## Work instructions
Show all lines holding "TradingView".

(Saved data entries)
☆ ☆ ☆ ☆

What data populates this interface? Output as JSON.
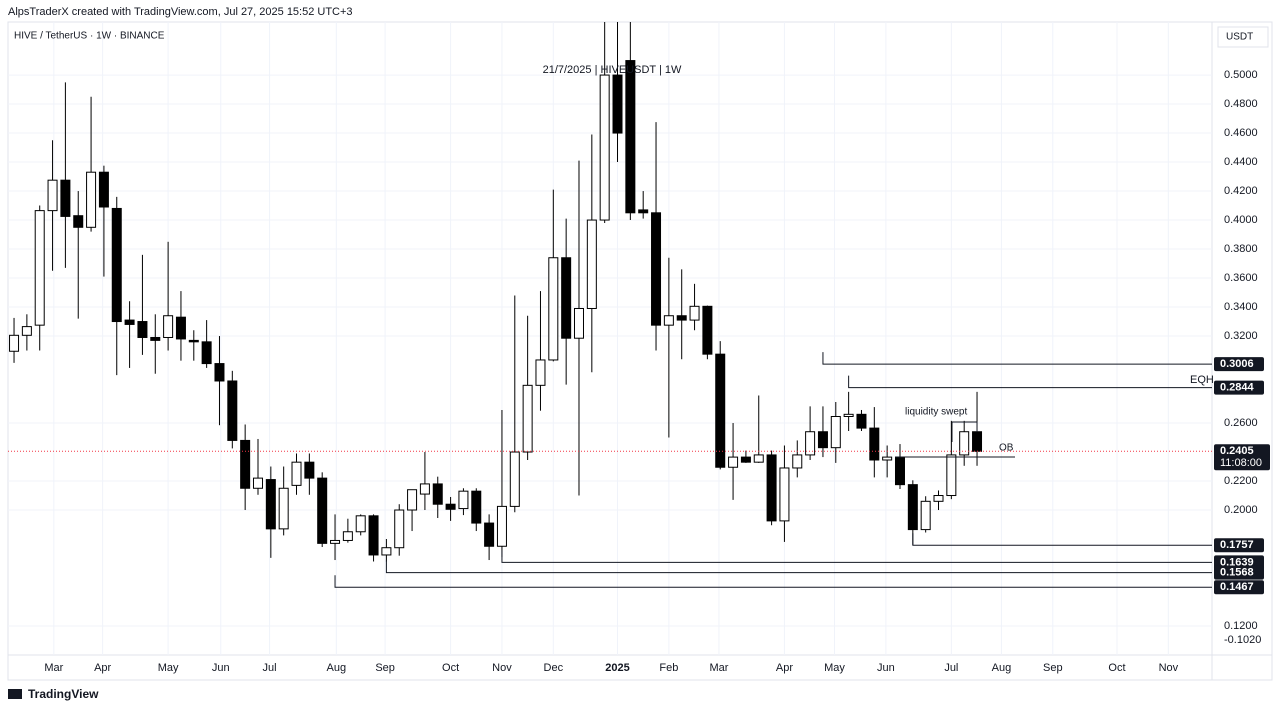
{
  "chart_data": {
    "type": "candlestick",
    "header": "AlpsTraderX created with TradingView.com, Jul 27, 2025 15:52 UTC+3",
    "symbol": "HIVE / TetherUS · 1W · BINANCE",
    "subtitle": "21/7/2025 | HIVEUSDT | 1W",
    "axis_unit": "USDT",
    "axis_note": "-0.1020",
    "footer": "TradingView",
    "up_color": "#ffffff",
    "down_color": "#000000",
    "grid": true,
    "x": [
      0,
      1,
      2,
      3,
      4,
      5,
      6,
      7,
      8,
      9,
      10,
      11,
      12,
      13,
      14,
      15,
      16,
      17,
      18,
      19,
      20,
      21,
      22,
      23,
      24,
      25,
      26,
      27,
      28,
      29,
      30,
      31,
      32,
      33,
      34,
      35,
      36,
      37,
      38,
      39,
      40,
      41,
      42,
      43,
      44,
      45,
      46,
      47,
      48,
      49,
      50,
      51,
      52,
      53,
      54,
      55,
      56,
      57,
      58,
      59,
      60,
      61,
      62,
      63,
      64,
      65,
      66,
      67,
      68,
      69,
      70,
      71,
      72,
      73,
      74,
      75
    ],
    "open": [
      0.3095,
      0.3205,
      0.3275,
      0.4065,
      0.4275,
      0.403,
      0.395,
      0.433,
      0.408,
      0.331,
      0.33,
      0.319,
      0.319,
      0.333,
      0.317,
      0.316,
      0.301,
      0.289,
      0.248,
      0.215,
      0.221,
      0.187,
      0.217,
      0.233,
      0.222,
      0.177,
      0.179,
      0.185,
      0.196,
      0.169,
      0.174,
      0.2,
      0.211,
      0.218,
      0.204,
      0.201,
      0.213,
      0.191,
      0.175,
      0.2025,
      0.24,
      0.286,
      0.3035,
      0.374,
      0.3185,
      0.339,
      0.4,
      0.5,
      0.51,
      0.407,
      0.405,
      0.3275,
      0.334,
      0.331,
      0.3405,
      0.3075,
      0.2295,
      0.2365,
      0.233,
      0.238,
      0.1925,
      0.229,
      0.238,
      0.254,
      0.243,
      0.2645,
      0.266,
      0.2565,
      0.2345,
      0.2365,
      0.2175,
      0.1865,
      0.206,
      0.21,
      0.238,
      0.254
    ],
    "high": [
      0.3325,
      0.335,
      0.41,
      0.455,
      0.495,
      0.42,
      0.485,
      0.4375,
      0.416,
      0.344,
      0.376,
      0.335,
      0.385,
      0.351,
      0.324,
      0.331,
      0.32,
      0.296,
      0.259,
      0.249,
      0.23,
      0.23,
      0.239,
      0.239,
      0.226,
      0.197,
      0.194,
      0.197,
      0.197,
      0.18,
      0.204,
      0.214,
      0.24,
      0.223,
      0.209,
      0.215,
      0.215,
      0.197,
      0.269,
      0.348,
      0.334,
      0.351,
      0.421,
      0.401,
      0.441,
      0.459,
      0.54,
      0.545,
      0.54,
      0.42,
      0.4675,
      0.374,
      0.366,
      0.356,
      0.341,
      0.3165,
      0.26,
      0.241,
      0.279,
      0.241,
      0.2445,
      0.248,
      0.2715,
      0.2715,
      0.2745,
      0.2815,
      0.269,
      0.271,
      0.2445,
      0.2455,
      0.2205,
      0.2095,
      0.2135,
      0.2615,
      0.2615,
      0.2815
    ],
    "low": [
      0.3015,
      0.31,
      0.31,
      0.365,
      0.367,
      0.332,
      0.392,
      0.361,
      0.293,
      0.298,
      0.307,
      0.294,
      0.31,
      0.303,
      0.303,
      0.298,
      0.2585,
      0.2425,
      0.2,
      0.2105,
      0.167,
      0.1825,
      0.2105,
      0.2105,
      0.1745,
      0.1655,
      0.1775,
      0.1825,
      0.1645,
      0.1645,
      0.1685,
      0.1855,
      0.2,
      0.1945,
      0.1925,
      0.1965,
      0.1855,
      0.1655,
      0.1675,
      0.1985,
      0.2345,
      0.2685,
      0.3025,
      0.2865,
      0.21,
      0.295,
      0.398,
      0.44,
      0.4,
      0.401,
      0.31,
      0.25,
      0.304,
      0.324,
      0.304,
      0.228,
      0.207,
      0.2325,
      0.2325,
      0.1895,
      0.178,
      0.2225,
      0.2345,
      0.2365,
      0.2325,
      0.2545,
      0.2545,
      0.2225,
      0.2225,
      0.2145,
      0.176,
      0.1845,
      0.2,
      0.2075,
      0.2305,
      0.2305
    ],
    "close": [
      0.3205,
      0.3265,
      0.4065,
      0.4275,
      0.4025,
      0.395,
      0.433,
      0.409,
      0.33,
      0.328,
      0.319,
      0.317,
      0.334,
      0.318,
      0.316,
      0.301,
      0.289,
      0.248,
      0.215,
      0.222,
      0.187,
      0.215,
      0.233,
      0.222,
      0.177,
      0.179,
      0.185,
      0.196,
      0.169,
      0.174,
      0.2,
      0.214,
      0.218,
      0.204,
      0.2005,
      0.213,
      0.191,
      0.175,
      0.2025,
      0.24,
      0.286,
      0.3035,
      0.374,
      0.3185,
      0.339,
      0.4,
      0.5,
      0.46,
      0.405,
      0.405,
      0.3275,
      0.334,
      0.331,
      0.3405,
      0.3075,
      0.2295,
      0.2365,
      0.233,
      0.238,
      0.1925,
      0.229,
      0.238,
      0.254,
      0.243,
      0.2645,
      0.266,
      0.2565,
      0.2345,
      0.2365,
      0.2175,
      0.1865,
      0.206,
      0.21,
      0.238,
      0.254,
      0.2405
    ],
    "xlim": [
      -0.47,
      93.3
    ],
    "ylim": [
      0.1,
      0.5366
    ],
    "xticks": [
      {
        "value": 3.1,
        "label": "Mar"
      },
      {
        "value": 6.9,
        "label": "Apr"
      },
      {
        "value": 12.0,
        "label": "May"
      },
      {
        "value": 16.1,
        "label": "Jun"
      },
      {
        "value": 19.9,
        "label": "Jul"
      },
      {
        "value": 25.1,
        "label": "Aug"
      },
      {
        "value": 28.9,
        "label": "Sep"
      },
      {
        "value": 34.0,
        "label": "Oct"
      },
      {
        "value": 38.0,
        "label": "Nov"
      },
      {
        "value": 42.0,
        "label": "Dec"
      },
      {
        "value": 47.0,
        "label": "2025"
      },
      {
        "value": 51.0,
        "label": "Feb"
      },
      {
        "value": 54.9,
        "label": "Mar"
      },
      {
        "value": 60.0,
        "label": "Apr"
      },
      {
        "value": 63.9,
        "label": "May"
      },
      {
        "value": 67.9,
        "label": "Jun"
      },
      {
        "value": 73.0,
        "label": "Jul"
      },
      {
        "value": 76.9,
        "label": "Aug"
      },
      {
        "value": 80.9,
        "label": "Sep"
      },
      {
        "value": 85.9,
        "label": "Oct"
      },
      {
        "value": 89.9,
        "label": "Nov"
      }
    ],
    "yticks": [
      {
        "value": 0.5,
        "label": "0.5000"
      },
      {
        "value": 0.48,
        "label": "0.4800"
      },
      {
        "value": 0.46,
        "label": "0.4600"
      },
      {
        "value": 0.44,
        "label": "0.4400"
      },
      {
        "value": 0.42,
        "label": "0.4200"
      },
      {
        "value": 0.4,
        "label": "0.4000"
      },
      {
        "value": 0.38,
        "label": "0.3800"
      },
      {
        "value": 0.36,
        "label": "0.3600"
      },
      {
        "value": 0.34,
        "label": "0.3400"
      },
      {
        "value": 0.32,
        "label": "0.3200"
      },
      {
        "value": 0.26,
        "label": "0.2600"
      },
      {
        "value": 0.22,
        "label": "0.2200"
      },
      {
        "value": 0.2,
        "label": "0.2000"
      },
      {
        "value": 0.12,
        "label": "0.1200"
      }
    ],
    "levels": [
      {
        "value": 0.3006,
        "start": 63
      },
      {
        "value": 0.2844,
        "start": 65
      },
      {
        "value": 0.1757,
        "start": 70
      },
      {
        "value": 0.1639,
        "start": 38
      },
      {
        "value": 0.1568,
        "start": 29
      },
      {
        "value": 0.1467,
        "start": 25
      }
    ],
    "last_price": 0.2405,
    "countdown": "11:08:00",
    "annotations": [
      "EQH",
      "liquidity swept",
      "OB"
    ]
  }
}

☆ ☆ ☆ ☆

## Full response
    "header": "AlpsTraderX created with TradingView.com, Jul 27, 2025 15:52 UTC+3",
    "footer": "TradingView",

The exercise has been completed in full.